(Stored data)
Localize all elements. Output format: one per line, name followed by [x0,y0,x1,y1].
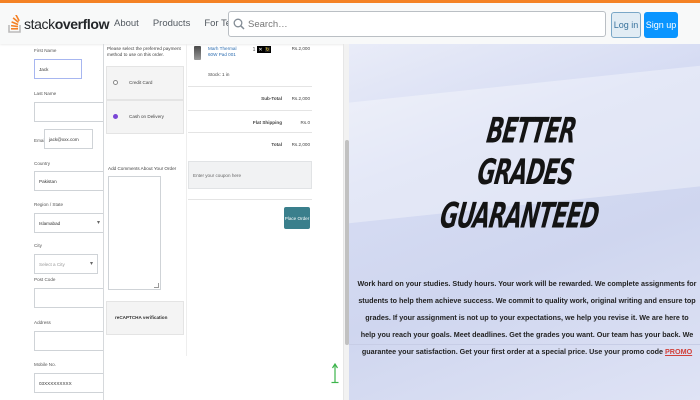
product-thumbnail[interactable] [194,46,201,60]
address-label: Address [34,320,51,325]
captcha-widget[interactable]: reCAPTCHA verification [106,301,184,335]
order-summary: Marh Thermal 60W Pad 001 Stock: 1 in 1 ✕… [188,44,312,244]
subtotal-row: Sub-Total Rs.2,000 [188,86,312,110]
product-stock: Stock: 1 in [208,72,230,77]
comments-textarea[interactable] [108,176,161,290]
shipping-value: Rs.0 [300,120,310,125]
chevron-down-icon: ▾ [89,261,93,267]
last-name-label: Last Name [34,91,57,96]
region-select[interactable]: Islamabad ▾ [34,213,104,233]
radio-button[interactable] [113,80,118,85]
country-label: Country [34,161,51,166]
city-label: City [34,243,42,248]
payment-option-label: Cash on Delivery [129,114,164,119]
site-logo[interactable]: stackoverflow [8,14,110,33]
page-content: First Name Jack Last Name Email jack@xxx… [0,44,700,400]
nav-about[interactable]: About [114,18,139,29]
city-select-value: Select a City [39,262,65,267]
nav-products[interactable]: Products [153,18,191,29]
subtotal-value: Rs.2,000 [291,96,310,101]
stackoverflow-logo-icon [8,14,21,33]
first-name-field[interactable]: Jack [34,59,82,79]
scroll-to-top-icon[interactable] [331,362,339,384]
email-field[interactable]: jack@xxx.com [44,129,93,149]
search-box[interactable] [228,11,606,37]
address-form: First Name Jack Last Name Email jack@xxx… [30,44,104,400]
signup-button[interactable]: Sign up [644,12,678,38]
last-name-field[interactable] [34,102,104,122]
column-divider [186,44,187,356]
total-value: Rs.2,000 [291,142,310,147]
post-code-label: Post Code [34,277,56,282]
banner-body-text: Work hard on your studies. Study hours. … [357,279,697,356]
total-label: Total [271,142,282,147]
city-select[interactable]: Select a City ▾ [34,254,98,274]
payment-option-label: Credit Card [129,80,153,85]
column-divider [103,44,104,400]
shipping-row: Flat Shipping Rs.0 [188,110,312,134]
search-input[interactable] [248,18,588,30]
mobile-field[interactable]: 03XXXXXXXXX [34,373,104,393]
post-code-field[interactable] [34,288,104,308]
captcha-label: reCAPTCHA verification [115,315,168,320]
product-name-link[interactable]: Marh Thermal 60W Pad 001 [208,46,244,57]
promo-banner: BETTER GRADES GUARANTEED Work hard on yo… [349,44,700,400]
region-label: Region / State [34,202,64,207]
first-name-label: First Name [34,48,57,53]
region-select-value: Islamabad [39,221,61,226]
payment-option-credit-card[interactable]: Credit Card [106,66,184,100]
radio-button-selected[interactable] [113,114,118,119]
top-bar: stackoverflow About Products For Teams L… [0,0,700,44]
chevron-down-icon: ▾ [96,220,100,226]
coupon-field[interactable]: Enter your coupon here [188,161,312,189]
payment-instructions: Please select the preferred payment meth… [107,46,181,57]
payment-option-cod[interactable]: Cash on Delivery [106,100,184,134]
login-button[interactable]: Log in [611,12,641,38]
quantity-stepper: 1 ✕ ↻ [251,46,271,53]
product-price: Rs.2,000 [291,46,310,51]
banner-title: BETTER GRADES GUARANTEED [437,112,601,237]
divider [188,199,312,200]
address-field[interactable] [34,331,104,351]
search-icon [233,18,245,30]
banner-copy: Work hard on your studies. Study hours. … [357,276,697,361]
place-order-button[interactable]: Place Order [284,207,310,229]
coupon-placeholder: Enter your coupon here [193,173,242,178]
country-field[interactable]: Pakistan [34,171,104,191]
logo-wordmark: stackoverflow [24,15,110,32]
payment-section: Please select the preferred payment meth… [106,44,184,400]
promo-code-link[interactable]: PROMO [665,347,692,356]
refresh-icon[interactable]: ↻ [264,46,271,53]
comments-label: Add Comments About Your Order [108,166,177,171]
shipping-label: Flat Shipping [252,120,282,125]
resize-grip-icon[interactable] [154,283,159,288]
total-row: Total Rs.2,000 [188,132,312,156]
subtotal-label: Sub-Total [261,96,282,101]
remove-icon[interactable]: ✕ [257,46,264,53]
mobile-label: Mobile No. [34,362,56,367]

Exercise objective:
Retype all of the rows above word for word, leaving out the pictures.

Response to the exercise:
Localize all elements. Output format: one per line, name followed by [x0,y0,x1,y1].
product-thumbnail[interactable] [194,46,201,60]
address-label: Address [34,320,51,325]
captcha-widget[interactable]: reCAPTCHA verification [106,301,184,335]
order-summary: Marh Thermal 60W Pad 001 Stock: 1 in 1 ✕… [188,44,312,244]
subtotal-row: Sub-Total Rs.2,000 [188,86,312,110]
product-stock: Stock: 1 in [208,72,230,77]
comments-textarea[interactable] [108,176,161,290]
shipping-value: Rs.0 [300,120,310,125]
chevron-down-icon: ▾ [89,261,93,267]
last-name-label: Last Name [34,91,57,96]
region-select[interactable]: Islamabad ▾ [34,213,104,233]
radio-button[interactable] [113,80,118,85]
country-label: Country [34,161,51,166]
city-label: City [34,243,42,248]
payment-option-label: Cash on Delivery [129,114,164,119]
site-logo[interactable]: stackoverflow [8,14,110,33]
page-content: First Name Jack Last Name Email jack@xxx… [0,44,700,400]
nav-about[interactable]: About [114,18,139,29]
city-select-value: Select a City [39,262,65,267]
nav-products[interactable]: Products [153,18,191,29]
subtotal-value: Rs.2,000 [291,96,310,101]
stackoverflow-logo-icon [8,14,21,33]
first-name-field[interactable]: Jack [34,59,82,79]
scroll-to-top-icon[interactable] [331,362,339,384]
email-field[interactable]: jack@xxx.com [44,129,93,149]
search-box[interactable] [228,11,606,37]
address-form: First Name Jack Last Name Email jack@xxx… [30,44,104,400]
signup-button[interactable]: Sign up [644,12,678,38]
last-name-field[interactable] [34,102,104,122]
column-divider [186,44,187,356]
total-value: Rs.2,000 [291,142,310,147]
post-code-label: Post Code [34,277,56,282]
banner-body-text: Work hard on your studies. Study hours. … [357,279,697,356]
total-label: Total [271,142,282,147]
city-select[interactable]: Select a City ▾ [34,254,98,274]
payment-option-label: Credit Card [129,80,153,85]
column-divider [103,44,104,400]
shipping-row: Flat Shipping Rs.0 [188,110,312,134]
search-input[interactable] [248,18,588,30]
mobile-field[interactable]: 03XXXXXXXXX [34,373,104,393]
post-code-field[interactable] [34,288,104,308]
captcha-label: reCAPTCHA verification [115,315,168,320]
product-name-link[interactable]: Marh Thermal 60W Pad 001 [208,46,244,57]
promo-banner: BETTER GRADES GUARANTEED Work hard on yo… [349,44,700,400]
region-label: Region / State [34,202,64,207]
first-name-label: First Name [34,48,57,53]
region-select-value: Islamabad [39,221,61,226]
payment-option-credit-card[interactable]: Credit Card [106,66,184,100]
radio-button-selected[interactable] [113,114,118,119]
top-bar: stackoverflow About Products For Teams L… [0,0,700,44]
chevron-down-icon: ▾ [96,220,100,226]
coupon-field[interactable]: Enter your coupon here [188,161,312,189]
payment-instructions: Please select the preferred payment meth… [107,46,181,57]
payment-option-cod[interactable]: Cash on Delivery [106,100,184,134]
login-button[interactable]: Log in [611,12,641,38]
quantity-stepper: 1 ✕ ↻ [251,46,271,53]
product-price: Rs.2,000 [291,46,310,51]
banner-title: BETTER GRADES GUARANTEED [437,112,601,237]
divider [188,199,312,200]
address-field[interactable] [34,331,104,351]
search-icon [233,18,245,30]
banner-copy: Work hard on your studies. Study hours. … [357,276,697,361]
place-order-button[interactable]: Place Order [284,207,310,229]
coupon-placeholder: Enter your coupon here [193,173,242,178]
country-field[interactable]: Pakistan [34,171,104,191]
logo-wordmark: stackoverflow [24,15,110,32]
payment-section: Please select the preferred payment meth… [106,44,184,400]
promo-code-link[interactable]: PROMO [665,347,692,356]
refresh-icon[interactable]: ↻ [264,46,271,53]
comments-label: Add Comments About Your Order [108,166,177,171]
shipping-label: Flat Shipping [252,120,282,125]
resize-grip-icon[interactable] [154,283,159,288]
total-row: Total Rs.2,000 [188,132,312,156]
subtotal-label: Sub-Total [261,96,282,101]
remove-icon[interactable]: ✕ [257,46,264,53]
mobile-label: Mobile No. [34,362,56,367]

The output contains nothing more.